Task instructions >> Every record should be repeated exactly, except that pictures are left out.

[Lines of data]
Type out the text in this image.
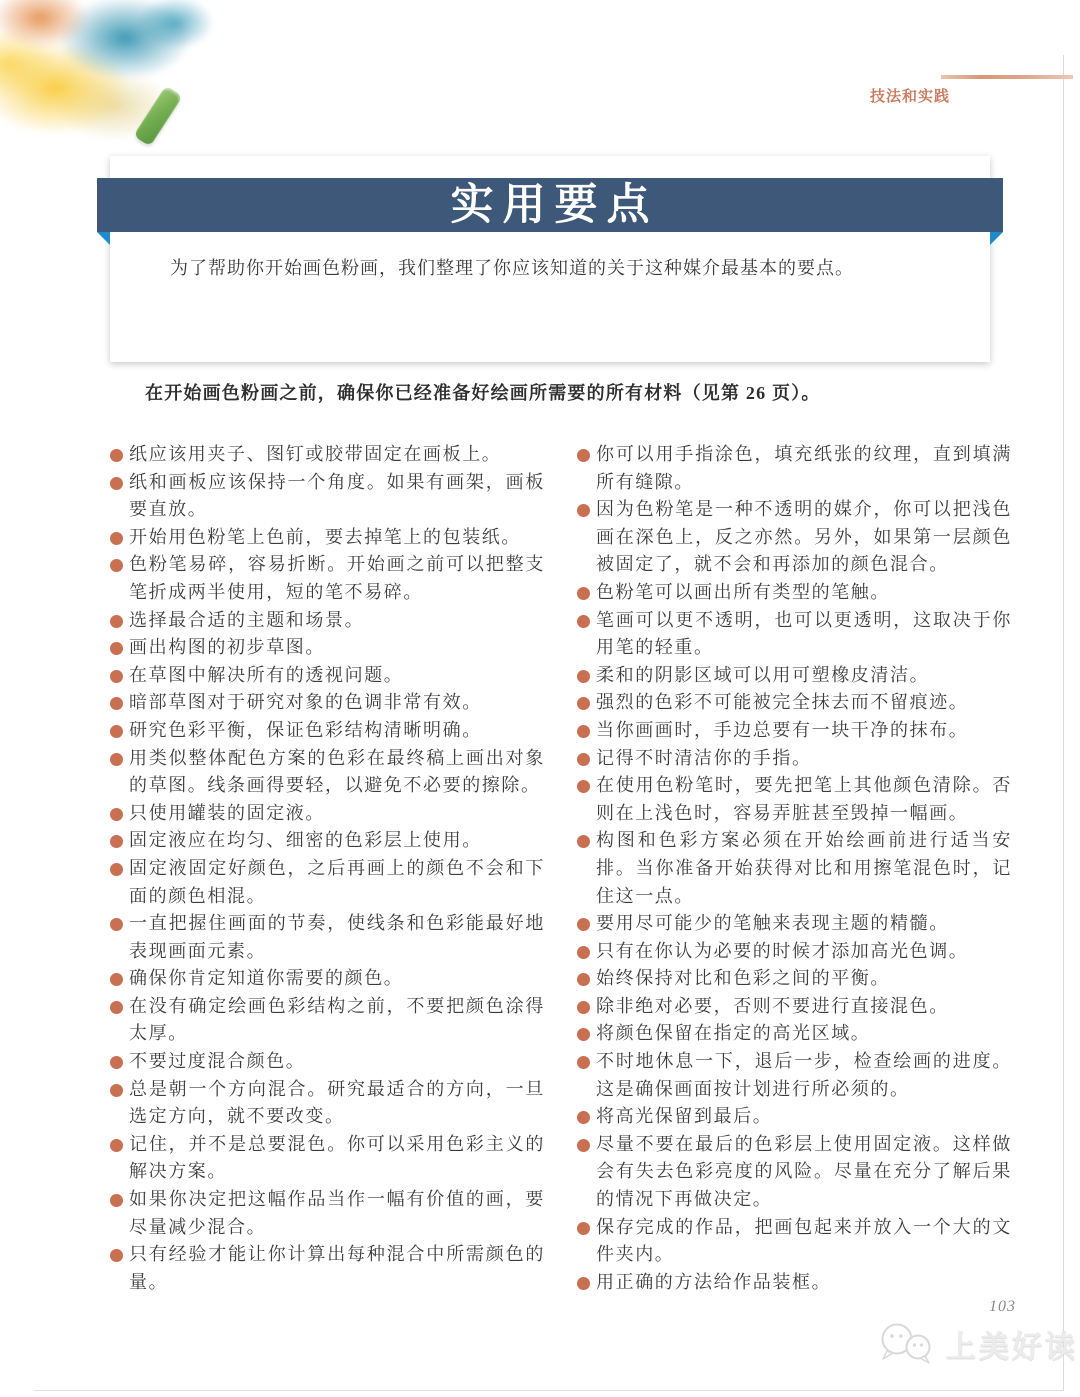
技法和实践
实用要点
为了帮助你开始画色粉画，我们整理了你应该知道的关于这种媒介最基本的要点。
在开始画色粉画之前，确保你已经准备好绘画所需要的所有材料（见第 26 页）。
纸应该用夹子、图钉或胶带固定在画板上。
纸和画板应该保持一个角度。如果有画架，画板要直放。
开始用色粉笔上色前，要去掉笔上的包装纸。
色粉笔易碎，容易折断。开始画之前可以把整支笔折成两半使用，短的笔不易碎。
选择最合适的主题和场景。
画出构图的初步草图。
在草图中解决所有的透视问题。
暗部草图对于研究对象的色调非常有效。
研究色彩平衡，保证色彩结构清晰明确。
用类似整体配色方案的色彩在最终稿上画出对象的草图。线条画得要轻，以避免不必要的擦除。
只使用罐装的固定液。
固定液应在均匀、细密的色彩层上使用。
固定液固定好颜色，之后再画上的颜色不会和下面的颜色相混。
一直把握住画面的节奏，使线条和色彩能最好地表现画面元素。
确保你肯定知道你需要的颜色。
在没有确定绘画色彩结构之前，不要把颜色涂得太厚。
不要过度混合颜色。
总是朝一个方向混合。研究最适合的方向，一旦选定方向，就不要改变。
记住，并不是总要混色。你可以采用色彩主义的解决方案。
如果你决定把这幅作品当作一幅有价值的画，要尽量减少混合。
只有经验才能让你计算出每种混合中所需颜色的量。
你可以用手指涂色，填充纸张的纹理，直到填满所有缝隙。
因为色粉笔是一种不透明的媒介，你可以把浅色画在深色上，反之亦然。另外，如果第一层颜色被固定了，就不会和再添加的颜色混合。
色粉笔可以画出所有类型的笔触。
笔画可以更不透明，也可以更透明，这取决于你用笔的轻重。
柔和的阴影区域可以用可塑橡皮清洁。
强烈的色彩不可能被完全抹去而不留痕迹。
当你画画时，手边总要有一块干净的抹布。
记得不时清洁你的手指。
在使用色粉笔时，要先把笔上其他颜色清除。否则在上浅色时，容易弄脏甚至毁掉一幅画。
构图和色彩方案必须在开始绘画前进行适当安排。当你准备开始获得对比和用擦笔混色时，记住这一点。
要用尽可能少的笔触来表现主题的精髓。
只有在你认为必要的时候才添加高光色调。
始终保持对比和色彩之间的平衡。
除非绝对必要，否则不要进行直接混色。
将颜色保留在指定的高光区域。
不时地休息一下，退后一步，检查绘画的进度。这是确保画面按计划进行所必须的。
将高光保留到最后。
尽量不要在最后的色彩层上使用固定液。这样做会有失去色彩亮度的风险。尽量在充分了解后果的情况下再做决定。
保存完成的作品，把画包起来并放入一个大的文件夹内。
用正确的方法给作品装框。
103
上美好读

Output of the task >>
Type out the text in this image.
技法和实践
实用要点
为了帮助你开始画色粉画，我们整理了你应该知道的关于这种媒介最基本的要点。
在开始画色粉画之前，确保你已经准备好绘画所需要的所有材料（见第 26 页）。
纸应该用夹子、图钉或胶带固定在画板上。
纸和画板应该保持一个角度。如果有画架，画板要直放。
开始用色粉笔上色前，要去掉笔上的包装纸。
色粉笔易碎，容易折断。开始画之前可以把整支笔折成两半使用，短的笔不易碎。
选择最合适的主题和场景。
画出构图的初步草图。
在草图中解决所有的透视问题。
暗部草图对于研究对象的色调非常有效。
研究色彩平衡，保证色彩结构清晰明确。
用类似整体配色方案的色彩在最终稿上画出对象的草图。线条画得要轻，以避免不必要的擦除。
只使用罐装的固定液。
固定液应在均匀、细密的色彩层上使用。
固定液固定好颜色，之后再画上的颜色不会和下面的颜色相混。
一直把握住画面的节奏，使线条和色彩能最好地表现画面元素。
确保你肯定知道你需要的颜色。
在没有确定绘画色彩结构之前，不要把颜色涂得太厚。
不要过度混合颜色。
总是朝一个方向混合。研究最适合的方向，一旦选定方向，就不要改变。
记住，并不是总要混色。你可以采用色彩主义的解决方案。
如果你决定把这幅作品当作一幅有价值的画，要尽量减少混合。
只有经验才能让你计算出每种混合中所需颜色的量。
你可以用手指涂色，填充纸张的纹理，直到填满所有缝隙。
因为色粉笔是一种不透明的媒介，你可以把浅色画在深色上，反之亦然。另外，如果第一层颜色被固定了，就不会和再添加的颜色混合。
色粉笔可以画出所有类型的笔触。
笔画可以更不透明，也可以更透明，这取决于你用笔的轻重。
柔和的阴影区域可以用可塑橡皮清洁。
强烈的色彩不可能被完全抹去而不留痕迹。
当你画画时，手边总要有一块干净的抹布。
记得不时清洁你的手指。
在使用色粉笔时，要先把笔上其他颜色清除。否则在上浅色时，容易弄脏甚至毁掉一幅画。
构图和色彩方案必须在开始绘画前进行适当安排。当你准备开始获得对比和用擦笔混色时，记住这一点。
要用尽可能少的笔触来表现主题的精髓。
只有在你认为必要的时候才添加高光色调。
始终保持对比和色彩之间的平衡。
除非绝对必要，否则不要进行直接混色。
将颜色保留在指定的高光区域。
不时地休息一下，退后一步，检查绘画的进度。这是确保画面按计划进行所必须的。
将高光保留到最后。
尽量不要在最后的色彩层上使用固定液。这样做会有失去色彩亮度的风险。尽量在充分了解后果的情况下再做决定。
保存完成的作品，把画包起来并放入一个大的文件夹内。
用正确的方法给作品装框。
103
上美好读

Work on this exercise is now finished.